What you will do: Lines holding the string "cloudy" are the ones to copy; find them all in the data.

Exercise inputs:
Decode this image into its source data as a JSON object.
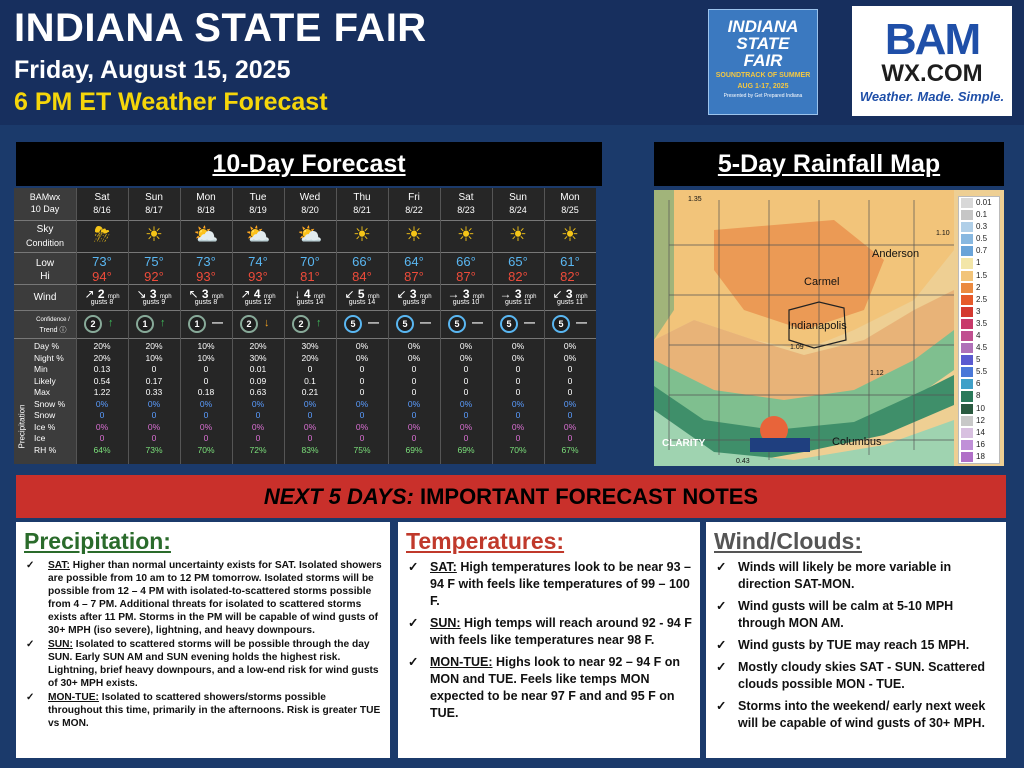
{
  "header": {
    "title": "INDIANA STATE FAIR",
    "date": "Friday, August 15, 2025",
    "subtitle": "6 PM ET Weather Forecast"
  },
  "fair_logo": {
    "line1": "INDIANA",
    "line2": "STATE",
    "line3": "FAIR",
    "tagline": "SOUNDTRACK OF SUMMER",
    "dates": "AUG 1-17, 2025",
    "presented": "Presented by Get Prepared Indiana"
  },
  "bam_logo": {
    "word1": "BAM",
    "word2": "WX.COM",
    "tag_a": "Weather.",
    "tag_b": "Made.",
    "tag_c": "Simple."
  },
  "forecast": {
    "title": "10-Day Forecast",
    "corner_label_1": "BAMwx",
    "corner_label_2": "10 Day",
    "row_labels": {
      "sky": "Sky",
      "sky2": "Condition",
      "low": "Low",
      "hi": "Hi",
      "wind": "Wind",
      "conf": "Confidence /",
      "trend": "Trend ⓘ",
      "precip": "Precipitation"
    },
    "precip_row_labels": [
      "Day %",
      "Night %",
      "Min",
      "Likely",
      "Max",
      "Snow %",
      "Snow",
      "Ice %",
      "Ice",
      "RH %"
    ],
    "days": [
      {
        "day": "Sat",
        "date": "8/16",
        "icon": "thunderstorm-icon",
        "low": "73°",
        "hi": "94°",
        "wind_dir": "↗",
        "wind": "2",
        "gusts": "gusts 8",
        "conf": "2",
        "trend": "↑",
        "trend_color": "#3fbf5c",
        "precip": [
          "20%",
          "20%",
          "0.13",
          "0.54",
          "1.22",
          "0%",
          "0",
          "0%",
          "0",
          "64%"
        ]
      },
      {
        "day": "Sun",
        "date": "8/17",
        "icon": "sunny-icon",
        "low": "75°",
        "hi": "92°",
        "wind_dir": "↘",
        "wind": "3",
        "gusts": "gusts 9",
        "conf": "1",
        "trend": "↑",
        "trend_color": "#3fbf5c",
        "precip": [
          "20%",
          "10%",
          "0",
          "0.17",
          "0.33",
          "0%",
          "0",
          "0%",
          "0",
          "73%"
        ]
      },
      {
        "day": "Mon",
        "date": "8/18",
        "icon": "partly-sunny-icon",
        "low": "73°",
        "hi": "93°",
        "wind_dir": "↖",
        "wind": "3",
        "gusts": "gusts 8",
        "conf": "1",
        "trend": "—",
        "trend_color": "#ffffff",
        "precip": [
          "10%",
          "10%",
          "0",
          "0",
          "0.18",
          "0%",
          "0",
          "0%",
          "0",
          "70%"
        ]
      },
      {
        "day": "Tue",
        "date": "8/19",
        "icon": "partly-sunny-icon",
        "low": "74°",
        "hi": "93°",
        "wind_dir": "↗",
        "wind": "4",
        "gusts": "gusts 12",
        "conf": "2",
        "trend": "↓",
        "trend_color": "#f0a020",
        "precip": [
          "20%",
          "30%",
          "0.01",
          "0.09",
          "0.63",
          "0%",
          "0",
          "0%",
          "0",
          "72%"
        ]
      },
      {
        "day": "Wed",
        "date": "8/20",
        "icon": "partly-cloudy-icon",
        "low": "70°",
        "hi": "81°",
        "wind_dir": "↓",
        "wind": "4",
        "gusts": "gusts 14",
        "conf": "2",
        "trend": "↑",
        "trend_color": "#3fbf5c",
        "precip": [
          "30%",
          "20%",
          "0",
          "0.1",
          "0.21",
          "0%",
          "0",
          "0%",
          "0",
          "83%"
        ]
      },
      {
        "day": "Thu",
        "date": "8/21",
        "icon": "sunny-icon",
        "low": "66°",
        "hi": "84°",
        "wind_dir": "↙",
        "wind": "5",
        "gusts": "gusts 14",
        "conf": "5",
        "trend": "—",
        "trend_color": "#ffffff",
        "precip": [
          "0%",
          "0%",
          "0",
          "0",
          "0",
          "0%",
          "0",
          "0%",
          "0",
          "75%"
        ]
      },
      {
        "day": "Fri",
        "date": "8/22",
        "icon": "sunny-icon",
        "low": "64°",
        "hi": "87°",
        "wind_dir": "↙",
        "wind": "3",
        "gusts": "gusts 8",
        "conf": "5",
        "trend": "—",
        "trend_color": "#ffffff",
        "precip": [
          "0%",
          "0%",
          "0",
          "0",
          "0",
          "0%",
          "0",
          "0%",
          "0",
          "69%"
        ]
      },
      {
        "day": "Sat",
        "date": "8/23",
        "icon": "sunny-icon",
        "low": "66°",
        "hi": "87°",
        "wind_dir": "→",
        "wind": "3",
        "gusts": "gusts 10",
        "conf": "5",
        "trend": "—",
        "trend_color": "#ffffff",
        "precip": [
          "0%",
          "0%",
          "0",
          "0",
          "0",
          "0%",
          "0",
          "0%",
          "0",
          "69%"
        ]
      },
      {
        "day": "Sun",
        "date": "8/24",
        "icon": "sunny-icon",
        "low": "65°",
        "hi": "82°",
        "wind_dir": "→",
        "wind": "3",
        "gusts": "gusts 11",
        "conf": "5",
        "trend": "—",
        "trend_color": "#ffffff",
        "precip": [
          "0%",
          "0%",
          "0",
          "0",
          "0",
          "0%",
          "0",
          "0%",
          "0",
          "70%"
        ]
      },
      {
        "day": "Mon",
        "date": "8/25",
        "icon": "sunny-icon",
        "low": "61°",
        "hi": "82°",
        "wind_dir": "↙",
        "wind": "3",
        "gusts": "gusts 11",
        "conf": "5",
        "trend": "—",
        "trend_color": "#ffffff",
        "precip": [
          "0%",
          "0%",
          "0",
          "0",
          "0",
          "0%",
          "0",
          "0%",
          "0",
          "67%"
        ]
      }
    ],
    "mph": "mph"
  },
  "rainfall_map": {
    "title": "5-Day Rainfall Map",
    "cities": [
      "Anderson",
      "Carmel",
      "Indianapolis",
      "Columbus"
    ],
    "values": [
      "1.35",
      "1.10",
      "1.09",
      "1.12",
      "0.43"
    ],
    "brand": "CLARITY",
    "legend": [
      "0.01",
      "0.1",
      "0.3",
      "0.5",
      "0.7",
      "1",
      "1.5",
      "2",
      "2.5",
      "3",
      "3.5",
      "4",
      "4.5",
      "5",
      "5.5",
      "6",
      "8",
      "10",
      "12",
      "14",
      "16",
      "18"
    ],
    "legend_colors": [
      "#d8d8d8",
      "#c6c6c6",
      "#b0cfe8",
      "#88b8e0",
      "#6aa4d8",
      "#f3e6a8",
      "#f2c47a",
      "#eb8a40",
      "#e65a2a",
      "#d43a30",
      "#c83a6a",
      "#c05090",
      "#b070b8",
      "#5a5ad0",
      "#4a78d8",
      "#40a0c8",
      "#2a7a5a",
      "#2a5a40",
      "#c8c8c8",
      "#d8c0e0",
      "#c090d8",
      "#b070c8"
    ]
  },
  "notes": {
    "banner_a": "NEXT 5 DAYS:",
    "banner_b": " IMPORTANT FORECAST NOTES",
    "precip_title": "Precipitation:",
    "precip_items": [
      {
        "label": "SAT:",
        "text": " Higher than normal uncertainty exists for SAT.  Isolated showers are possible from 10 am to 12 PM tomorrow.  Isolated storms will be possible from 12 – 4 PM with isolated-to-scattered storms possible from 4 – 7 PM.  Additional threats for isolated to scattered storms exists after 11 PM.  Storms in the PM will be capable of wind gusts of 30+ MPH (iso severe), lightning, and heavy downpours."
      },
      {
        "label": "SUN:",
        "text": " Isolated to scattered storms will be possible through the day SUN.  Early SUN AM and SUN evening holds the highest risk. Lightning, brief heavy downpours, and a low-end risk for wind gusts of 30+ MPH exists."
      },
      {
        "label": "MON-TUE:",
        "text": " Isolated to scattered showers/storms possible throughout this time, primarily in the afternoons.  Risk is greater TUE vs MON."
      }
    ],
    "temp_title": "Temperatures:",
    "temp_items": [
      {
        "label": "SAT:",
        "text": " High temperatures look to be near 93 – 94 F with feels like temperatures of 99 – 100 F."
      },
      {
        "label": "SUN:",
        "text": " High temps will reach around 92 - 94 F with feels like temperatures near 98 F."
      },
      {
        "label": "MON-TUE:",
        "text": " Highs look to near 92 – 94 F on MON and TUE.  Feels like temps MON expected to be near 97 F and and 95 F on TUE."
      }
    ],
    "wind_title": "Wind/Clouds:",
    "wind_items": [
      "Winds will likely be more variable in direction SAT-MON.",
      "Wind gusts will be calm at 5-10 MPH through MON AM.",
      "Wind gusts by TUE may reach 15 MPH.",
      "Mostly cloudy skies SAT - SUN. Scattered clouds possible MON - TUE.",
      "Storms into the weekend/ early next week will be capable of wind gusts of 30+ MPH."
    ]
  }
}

---

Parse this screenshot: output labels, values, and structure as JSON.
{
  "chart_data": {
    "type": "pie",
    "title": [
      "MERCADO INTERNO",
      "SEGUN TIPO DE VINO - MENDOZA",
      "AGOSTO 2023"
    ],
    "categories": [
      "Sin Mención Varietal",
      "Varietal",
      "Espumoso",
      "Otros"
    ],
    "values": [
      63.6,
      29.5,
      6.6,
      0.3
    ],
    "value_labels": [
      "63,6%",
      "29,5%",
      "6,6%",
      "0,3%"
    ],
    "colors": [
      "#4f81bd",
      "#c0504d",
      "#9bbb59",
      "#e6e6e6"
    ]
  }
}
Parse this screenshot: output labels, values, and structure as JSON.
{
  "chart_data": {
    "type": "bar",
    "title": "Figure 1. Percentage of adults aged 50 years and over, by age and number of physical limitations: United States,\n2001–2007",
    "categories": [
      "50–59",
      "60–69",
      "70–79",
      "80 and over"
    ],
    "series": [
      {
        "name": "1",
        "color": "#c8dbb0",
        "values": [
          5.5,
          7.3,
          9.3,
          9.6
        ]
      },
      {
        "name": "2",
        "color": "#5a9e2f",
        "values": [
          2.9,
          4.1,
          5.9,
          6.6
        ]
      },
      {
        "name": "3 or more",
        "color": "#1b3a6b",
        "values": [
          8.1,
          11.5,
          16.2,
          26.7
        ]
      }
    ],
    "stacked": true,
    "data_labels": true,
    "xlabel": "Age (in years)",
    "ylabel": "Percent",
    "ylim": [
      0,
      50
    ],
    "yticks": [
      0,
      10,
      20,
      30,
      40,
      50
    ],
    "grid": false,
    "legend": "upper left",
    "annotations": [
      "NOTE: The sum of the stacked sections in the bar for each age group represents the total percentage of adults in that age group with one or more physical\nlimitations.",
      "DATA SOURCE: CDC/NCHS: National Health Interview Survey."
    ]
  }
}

Complete answer:
        "icon": "partly-cloudy-icon",
      "Mostly cloudy skies SAT - SUN. Scattered clouds possible MON - TUE.",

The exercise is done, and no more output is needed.